**GIVEN EXERCISE**
Out of the lines in this data, how many include "needs"? Give the number and nothing else.

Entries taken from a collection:

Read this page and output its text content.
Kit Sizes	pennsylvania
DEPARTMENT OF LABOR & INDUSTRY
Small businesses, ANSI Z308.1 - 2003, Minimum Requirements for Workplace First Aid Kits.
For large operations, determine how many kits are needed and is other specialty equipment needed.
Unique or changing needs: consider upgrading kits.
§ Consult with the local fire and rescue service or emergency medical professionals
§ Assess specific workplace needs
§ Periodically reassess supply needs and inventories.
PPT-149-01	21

**FULL OUTPUT**
3